* _CHALLENGE_
Locate every line below that contains the word "Nodes" and copy it.

Stored data
——

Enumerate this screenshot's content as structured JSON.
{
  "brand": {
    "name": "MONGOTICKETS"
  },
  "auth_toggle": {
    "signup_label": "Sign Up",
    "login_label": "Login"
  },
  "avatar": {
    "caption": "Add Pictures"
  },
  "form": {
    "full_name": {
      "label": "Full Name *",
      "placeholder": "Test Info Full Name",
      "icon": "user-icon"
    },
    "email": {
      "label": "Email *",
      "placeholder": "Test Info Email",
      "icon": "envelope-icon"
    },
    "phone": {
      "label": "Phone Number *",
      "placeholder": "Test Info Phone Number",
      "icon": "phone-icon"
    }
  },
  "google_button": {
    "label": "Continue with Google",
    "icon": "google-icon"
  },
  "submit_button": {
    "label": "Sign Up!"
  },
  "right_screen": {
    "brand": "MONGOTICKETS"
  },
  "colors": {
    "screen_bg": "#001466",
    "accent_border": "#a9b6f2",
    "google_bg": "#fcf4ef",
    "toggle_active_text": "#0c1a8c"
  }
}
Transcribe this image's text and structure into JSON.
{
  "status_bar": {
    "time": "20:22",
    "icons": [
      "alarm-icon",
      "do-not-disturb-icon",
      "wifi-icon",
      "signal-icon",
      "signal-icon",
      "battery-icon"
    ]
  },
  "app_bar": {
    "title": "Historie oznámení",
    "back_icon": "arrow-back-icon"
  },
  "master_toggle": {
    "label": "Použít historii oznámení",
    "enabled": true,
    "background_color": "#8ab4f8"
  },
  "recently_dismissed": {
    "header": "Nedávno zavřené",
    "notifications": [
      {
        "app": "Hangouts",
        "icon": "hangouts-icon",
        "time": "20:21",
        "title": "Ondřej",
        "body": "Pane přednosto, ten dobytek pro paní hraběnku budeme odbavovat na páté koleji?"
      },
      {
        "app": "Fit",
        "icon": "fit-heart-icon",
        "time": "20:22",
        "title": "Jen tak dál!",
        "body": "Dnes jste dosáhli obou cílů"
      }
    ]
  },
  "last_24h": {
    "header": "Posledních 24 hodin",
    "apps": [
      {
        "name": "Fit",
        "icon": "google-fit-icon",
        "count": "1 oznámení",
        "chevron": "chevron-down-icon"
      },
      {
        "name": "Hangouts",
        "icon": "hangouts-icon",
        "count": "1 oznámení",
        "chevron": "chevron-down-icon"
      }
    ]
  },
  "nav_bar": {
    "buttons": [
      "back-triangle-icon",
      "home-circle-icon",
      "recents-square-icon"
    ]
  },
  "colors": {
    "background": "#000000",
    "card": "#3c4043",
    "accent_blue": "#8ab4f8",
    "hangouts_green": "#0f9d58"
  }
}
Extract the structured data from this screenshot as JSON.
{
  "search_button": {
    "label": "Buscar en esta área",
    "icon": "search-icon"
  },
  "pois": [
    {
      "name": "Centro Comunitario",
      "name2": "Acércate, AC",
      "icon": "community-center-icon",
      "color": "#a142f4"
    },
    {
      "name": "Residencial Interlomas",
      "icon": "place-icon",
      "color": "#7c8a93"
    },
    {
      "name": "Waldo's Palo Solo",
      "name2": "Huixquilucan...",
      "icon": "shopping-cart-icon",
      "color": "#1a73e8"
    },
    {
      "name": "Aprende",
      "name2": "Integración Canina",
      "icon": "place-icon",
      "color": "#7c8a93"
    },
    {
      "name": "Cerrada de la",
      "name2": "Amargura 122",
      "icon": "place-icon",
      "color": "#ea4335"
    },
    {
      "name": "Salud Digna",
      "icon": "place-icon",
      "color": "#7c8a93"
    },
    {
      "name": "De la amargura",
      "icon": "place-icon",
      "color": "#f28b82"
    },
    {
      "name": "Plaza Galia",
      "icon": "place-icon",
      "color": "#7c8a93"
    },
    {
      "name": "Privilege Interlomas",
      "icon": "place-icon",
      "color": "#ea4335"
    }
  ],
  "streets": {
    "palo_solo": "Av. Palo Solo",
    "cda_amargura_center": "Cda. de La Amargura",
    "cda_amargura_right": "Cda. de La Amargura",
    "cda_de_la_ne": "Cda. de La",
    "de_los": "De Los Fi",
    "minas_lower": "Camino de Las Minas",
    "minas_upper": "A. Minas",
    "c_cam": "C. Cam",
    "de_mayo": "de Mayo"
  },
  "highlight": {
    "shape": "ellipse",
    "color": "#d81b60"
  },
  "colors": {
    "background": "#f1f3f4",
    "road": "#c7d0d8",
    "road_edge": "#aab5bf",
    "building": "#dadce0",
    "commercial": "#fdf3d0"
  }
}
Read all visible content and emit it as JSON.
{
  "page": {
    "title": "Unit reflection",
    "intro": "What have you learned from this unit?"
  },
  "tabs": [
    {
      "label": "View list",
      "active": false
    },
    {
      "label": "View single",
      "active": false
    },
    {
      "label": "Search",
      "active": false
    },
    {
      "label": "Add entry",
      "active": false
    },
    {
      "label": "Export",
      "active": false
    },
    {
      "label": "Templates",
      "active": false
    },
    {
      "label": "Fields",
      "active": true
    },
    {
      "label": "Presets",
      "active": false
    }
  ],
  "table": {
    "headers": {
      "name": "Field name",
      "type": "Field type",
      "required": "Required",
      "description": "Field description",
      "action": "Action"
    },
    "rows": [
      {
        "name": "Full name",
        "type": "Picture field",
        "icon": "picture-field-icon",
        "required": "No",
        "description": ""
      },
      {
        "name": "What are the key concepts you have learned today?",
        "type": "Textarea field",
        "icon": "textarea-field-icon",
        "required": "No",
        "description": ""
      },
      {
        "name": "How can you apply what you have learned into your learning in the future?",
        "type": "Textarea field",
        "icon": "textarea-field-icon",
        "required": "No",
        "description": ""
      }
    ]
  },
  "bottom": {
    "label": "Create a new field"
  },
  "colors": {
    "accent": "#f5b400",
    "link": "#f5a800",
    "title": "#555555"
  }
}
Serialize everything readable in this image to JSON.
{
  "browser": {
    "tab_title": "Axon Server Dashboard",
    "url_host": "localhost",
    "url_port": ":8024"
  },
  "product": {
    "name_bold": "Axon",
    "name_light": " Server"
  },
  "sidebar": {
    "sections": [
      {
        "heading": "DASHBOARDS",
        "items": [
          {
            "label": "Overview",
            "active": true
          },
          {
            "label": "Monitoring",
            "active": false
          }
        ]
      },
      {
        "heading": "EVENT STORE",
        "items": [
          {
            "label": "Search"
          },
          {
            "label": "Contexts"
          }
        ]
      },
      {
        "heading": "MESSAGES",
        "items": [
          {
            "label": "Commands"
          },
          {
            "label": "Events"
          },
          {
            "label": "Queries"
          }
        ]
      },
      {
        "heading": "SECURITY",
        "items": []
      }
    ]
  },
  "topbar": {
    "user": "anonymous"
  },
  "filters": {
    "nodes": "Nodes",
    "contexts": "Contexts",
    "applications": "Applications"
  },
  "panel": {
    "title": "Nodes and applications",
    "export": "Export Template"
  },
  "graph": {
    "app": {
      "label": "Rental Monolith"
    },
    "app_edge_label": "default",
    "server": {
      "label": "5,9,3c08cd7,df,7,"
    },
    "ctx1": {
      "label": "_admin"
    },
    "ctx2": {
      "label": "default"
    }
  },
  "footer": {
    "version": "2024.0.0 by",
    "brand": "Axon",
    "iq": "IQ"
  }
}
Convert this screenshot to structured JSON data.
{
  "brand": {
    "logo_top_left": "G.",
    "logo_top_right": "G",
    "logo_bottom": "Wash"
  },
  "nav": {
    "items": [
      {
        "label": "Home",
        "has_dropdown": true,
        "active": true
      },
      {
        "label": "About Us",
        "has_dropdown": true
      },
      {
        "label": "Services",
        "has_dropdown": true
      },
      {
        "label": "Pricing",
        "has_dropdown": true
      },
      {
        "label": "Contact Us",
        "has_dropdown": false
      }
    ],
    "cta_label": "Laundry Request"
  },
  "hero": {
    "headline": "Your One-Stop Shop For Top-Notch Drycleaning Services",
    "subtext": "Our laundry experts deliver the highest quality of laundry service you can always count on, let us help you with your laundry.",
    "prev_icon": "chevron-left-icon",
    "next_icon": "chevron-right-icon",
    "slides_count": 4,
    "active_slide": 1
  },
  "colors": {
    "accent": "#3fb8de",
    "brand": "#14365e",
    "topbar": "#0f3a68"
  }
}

——

* _COMPLETED EXERCISE_
    "nodes": "Nodes",
    "title": "Nodes and applications",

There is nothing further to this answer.